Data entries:
· · ·

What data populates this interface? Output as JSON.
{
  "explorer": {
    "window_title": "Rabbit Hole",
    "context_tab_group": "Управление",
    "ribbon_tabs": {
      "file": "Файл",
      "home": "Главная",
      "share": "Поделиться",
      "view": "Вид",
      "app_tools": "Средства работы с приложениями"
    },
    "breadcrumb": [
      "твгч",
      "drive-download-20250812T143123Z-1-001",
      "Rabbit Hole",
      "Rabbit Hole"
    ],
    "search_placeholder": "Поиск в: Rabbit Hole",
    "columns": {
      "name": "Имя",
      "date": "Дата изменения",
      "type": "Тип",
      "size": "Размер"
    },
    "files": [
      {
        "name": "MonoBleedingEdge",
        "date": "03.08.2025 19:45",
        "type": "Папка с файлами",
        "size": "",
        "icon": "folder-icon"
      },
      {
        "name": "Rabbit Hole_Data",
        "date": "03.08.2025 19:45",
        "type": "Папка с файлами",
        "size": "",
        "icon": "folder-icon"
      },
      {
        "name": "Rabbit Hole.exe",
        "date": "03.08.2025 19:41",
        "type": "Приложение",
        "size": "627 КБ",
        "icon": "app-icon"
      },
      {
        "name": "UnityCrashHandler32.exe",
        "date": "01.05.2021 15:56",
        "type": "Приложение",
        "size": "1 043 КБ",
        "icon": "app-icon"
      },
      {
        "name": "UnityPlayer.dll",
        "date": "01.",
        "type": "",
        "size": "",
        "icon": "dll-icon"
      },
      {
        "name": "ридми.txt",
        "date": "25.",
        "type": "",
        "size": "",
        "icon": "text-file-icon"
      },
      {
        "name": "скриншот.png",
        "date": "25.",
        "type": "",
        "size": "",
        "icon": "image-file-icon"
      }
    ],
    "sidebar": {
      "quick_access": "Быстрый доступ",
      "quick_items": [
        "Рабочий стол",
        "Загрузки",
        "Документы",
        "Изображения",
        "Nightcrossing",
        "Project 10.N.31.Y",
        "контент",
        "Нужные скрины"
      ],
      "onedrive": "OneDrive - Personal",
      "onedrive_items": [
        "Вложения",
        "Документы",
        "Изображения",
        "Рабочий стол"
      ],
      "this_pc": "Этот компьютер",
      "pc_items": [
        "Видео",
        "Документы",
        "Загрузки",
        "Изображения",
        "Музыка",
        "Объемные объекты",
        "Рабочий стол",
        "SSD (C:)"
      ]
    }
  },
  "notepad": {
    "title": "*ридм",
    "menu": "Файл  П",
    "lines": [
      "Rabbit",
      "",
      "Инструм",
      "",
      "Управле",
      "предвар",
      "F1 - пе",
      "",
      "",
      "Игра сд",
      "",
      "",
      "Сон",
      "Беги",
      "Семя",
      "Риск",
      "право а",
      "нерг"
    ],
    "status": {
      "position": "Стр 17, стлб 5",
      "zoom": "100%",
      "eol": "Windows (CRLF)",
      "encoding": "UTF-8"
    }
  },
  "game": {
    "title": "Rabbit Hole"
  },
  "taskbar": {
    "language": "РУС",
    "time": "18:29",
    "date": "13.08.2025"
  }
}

· · ·

From the entries above, extract every line where the word "date" appears.

**Finished exercise:**
      "date": "Дата изменения",
        "date": "03.08.2025 19:45",
        "date": "03.08.2025 19:45",
        "date": "03.08.2025 19:41",
        "date": "01.05.2021 15:56",
        "date": "01.",
        "date": "25.",
        "date": "25.",
    "date": "13.08.2025"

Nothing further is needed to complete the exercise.